--- Entries provided ---

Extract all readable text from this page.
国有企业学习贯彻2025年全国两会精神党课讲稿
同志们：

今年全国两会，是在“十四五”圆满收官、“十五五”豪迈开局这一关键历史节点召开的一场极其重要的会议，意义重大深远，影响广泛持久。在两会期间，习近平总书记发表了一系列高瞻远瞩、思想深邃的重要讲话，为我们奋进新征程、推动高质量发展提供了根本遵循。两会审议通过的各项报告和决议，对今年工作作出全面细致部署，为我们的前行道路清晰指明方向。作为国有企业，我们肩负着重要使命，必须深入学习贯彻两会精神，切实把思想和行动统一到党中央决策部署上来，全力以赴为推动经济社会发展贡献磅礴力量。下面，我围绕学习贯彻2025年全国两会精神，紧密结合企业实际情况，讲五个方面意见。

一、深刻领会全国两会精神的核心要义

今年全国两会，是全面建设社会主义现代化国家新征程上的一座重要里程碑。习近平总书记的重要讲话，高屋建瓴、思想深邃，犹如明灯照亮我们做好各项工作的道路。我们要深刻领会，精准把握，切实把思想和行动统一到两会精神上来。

---
--- Entries provided ---

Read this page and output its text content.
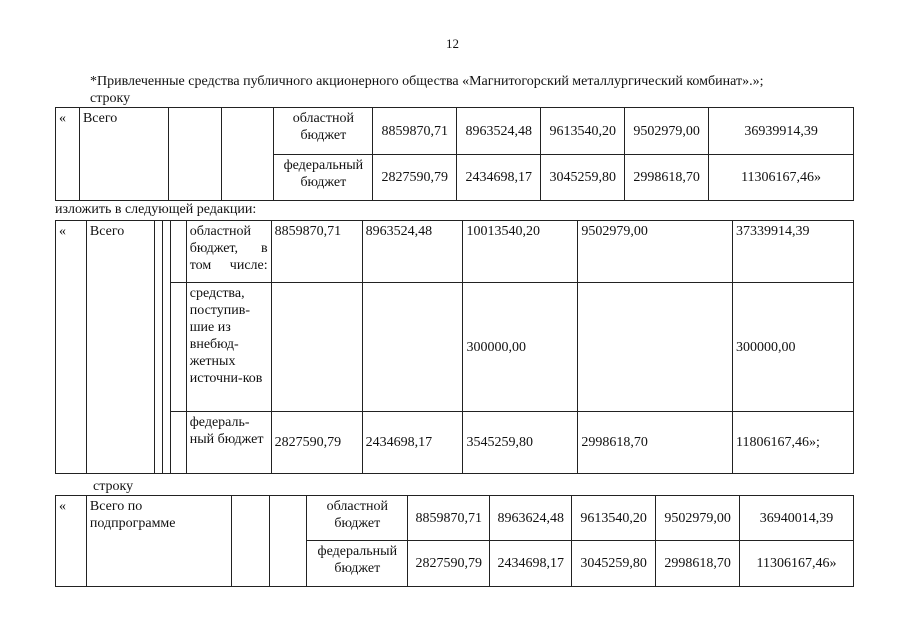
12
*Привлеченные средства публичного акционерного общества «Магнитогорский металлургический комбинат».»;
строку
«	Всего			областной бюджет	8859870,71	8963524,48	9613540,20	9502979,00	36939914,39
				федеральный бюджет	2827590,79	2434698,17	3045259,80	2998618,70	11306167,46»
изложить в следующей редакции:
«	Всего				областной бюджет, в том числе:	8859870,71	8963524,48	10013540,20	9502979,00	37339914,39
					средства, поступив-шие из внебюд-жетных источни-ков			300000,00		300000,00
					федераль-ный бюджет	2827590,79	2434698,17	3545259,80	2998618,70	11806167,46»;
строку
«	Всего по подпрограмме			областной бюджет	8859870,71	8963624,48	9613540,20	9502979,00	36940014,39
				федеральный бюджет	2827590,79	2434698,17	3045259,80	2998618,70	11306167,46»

---

All lines that include "page" are to be gathered and copied.

Extract all readable text from this page.
Read this page and output its text content.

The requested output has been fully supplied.